▶ **SHORT EXERCISE**
Extract each line holding the word "GOES" from the entries.

┌──

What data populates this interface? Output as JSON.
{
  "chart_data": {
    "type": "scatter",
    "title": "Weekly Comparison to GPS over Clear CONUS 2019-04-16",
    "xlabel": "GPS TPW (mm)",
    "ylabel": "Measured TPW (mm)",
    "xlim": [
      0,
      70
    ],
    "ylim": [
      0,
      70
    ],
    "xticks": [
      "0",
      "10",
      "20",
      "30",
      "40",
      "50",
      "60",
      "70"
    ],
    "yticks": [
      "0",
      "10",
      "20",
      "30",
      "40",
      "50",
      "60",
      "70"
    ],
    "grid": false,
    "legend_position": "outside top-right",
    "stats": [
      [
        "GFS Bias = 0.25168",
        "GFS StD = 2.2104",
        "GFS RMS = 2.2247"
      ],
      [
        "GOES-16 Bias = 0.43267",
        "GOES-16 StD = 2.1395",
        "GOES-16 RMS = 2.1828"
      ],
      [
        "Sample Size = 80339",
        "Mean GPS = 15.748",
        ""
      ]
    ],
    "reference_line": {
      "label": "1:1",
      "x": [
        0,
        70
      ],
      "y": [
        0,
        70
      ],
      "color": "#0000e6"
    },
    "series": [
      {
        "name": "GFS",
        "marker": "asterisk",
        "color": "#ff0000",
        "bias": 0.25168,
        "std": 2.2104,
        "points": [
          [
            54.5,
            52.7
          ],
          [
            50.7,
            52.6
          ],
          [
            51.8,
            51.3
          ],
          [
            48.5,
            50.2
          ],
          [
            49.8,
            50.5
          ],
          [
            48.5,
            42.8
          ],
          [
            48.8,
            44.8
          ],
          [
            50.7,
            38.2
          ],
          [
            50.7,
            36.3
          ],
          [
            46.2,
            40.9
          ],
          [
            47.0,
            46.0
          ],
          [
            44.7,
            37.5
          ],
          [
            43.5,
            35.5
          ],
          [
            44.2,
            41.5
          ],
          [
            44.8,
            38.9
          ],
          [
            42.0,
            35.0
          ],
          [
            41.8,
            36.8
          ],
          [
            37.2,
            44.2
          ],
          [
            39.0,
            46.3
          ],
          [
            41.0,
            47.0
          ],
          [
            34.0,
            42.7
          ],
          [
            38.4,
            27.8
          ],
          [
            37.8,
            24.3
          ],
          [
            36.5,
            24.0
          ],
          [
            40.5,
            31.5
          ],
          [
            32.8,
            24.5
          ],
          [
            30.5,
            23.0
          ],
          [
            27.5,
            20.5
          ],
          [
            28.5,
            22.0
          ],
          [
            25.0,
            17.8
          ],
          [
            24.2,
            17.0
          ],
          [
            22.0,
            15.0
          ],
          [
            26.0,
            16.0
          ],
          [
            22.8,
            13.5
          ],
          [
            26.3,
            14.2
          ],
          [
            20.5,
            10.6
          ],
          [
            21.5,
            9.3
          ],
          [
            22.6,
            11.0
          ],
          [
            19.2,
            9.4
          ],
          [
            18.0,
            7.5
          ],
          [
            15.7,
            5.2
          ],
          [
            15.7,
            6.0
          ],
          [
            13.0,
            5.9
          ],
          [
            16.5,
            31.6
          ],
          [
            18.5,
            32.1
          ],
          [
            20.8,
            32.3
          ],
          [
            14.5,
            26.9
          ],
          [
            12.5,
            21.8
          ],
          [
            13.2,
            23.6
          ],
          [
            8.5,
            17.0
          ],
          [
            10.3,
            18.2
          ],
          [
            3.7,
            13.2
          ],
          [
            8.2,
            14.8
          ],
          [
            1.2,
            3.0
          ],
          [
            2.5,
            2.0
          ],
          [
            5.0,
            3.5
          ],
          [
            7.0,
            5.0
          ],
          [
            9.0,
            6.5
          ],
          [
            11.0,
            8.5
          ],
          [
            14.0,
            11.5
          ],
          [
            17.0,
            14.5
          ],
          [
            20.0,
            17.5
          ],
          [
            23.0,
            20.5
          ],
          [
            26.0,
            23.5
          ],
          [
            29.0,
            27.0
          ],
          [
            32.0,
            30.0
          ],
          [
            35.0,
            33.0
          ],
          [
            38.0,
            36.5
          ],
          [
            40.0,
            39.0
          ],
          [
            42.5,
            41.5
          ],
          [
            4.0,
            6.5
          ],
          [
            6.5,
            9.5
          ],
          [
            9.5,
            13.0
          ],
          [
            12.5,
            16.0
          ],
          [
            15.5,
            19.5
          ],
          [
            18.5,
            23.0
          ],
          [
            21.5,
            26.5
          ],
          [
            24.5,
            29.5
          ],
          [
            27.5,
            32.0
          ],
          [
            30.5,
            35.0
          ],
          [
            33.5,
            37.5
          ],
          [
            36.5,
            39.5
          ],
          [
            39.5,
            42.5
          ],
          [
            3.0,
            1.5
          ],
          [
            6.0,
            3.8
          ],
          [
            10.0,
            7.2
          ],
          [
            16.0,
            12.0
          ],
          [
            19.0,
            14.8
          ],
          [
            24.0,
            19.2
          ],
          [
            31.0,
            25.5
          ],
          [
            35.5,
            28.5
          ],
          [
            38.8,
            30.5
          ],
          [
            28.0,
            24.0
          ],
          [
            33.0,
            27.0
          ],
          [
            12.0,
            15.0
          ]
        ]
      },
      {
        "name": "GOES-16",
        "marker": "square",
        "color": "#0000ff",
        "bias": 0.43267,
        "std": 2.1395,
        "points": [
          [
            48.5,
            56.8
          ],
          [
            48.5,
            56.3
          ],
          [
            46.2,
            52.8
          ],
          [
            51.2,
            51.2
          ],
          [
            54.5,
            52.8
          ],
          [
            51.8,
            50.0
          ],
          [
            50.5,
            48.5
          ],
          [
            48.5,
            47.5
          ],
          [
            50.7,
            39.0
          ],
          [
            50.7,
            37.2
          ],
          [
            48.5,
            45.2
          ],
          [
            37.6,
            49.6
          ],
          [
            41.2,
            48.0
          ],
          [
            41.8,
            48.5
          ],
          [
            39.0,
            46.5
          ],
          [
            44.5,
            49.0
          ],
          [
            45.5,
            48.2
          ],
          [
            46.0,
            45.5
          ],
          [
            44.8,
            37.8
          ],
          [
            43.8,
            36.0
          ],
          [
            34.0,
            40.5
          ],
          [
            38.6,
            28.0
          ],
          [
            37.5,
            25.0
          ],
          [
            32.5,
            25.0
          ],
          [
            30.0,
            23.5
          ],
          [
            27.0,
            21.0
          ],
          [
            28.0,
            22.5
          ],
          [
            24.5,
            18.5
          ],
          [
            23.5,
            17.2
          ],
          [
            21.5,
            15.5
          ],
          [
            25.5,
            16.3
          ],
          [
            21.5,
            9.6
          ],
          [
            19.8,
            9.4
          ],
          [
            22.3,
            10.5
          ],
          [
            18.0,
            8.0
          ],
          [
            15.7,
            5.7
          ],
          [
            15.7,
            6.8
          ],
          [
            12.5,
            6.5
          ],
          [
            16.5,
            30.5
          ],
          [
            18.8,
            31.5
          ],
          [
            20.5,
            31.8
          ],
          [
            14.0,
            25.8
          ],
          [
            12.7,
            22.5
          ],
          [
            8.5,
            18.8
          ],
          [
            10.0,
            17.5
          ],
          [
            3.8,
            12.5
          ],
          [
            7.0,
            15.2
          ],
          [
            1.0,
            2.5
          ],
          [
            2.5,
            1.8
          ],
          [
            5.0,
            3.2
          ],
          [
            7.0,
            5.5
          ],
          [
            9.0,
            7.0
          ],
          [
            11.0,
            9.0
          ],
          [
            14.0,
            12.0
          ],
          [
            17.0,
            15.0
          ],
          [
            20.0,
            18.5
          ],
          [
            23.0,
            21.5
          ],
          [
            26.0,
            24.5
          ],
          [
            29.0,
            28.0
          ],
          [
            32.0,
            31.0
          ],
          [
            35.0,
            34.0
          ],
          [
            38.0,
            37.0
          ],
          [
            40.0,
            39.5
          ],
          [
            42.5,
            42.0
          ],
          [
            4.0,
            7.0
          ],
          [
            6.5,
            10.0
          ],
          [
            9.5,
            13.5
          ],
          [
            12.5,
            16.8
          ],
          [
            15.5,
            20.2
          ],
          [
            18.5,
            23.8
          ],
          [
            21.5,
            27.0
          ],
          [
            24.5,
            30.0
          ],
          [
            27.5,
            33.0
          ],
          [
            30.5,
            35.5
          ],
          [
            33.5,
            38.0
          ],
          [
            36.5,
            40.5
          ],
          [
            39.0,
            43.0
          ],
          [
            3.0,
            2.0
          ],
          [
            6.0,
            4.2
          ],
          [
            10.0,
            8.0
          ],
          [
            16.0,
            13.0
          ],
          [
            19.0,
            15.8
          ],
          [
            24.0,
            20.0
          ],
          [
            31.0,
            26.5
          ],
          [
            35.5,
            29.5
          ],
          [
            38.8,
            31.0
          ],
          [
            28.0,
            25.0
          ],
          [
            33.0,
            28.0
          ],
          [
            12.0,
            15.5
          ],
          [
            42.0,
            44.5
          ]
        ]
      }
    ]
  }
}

└──

▶ **RESPONSE TO THIS EXERCISE**
        "GOES-16 Bias = 0.43267",
        "GOES-16 StD = 2.1395",
        "GOES-16 RMS = 2.1828"
        "name": "GOES-16",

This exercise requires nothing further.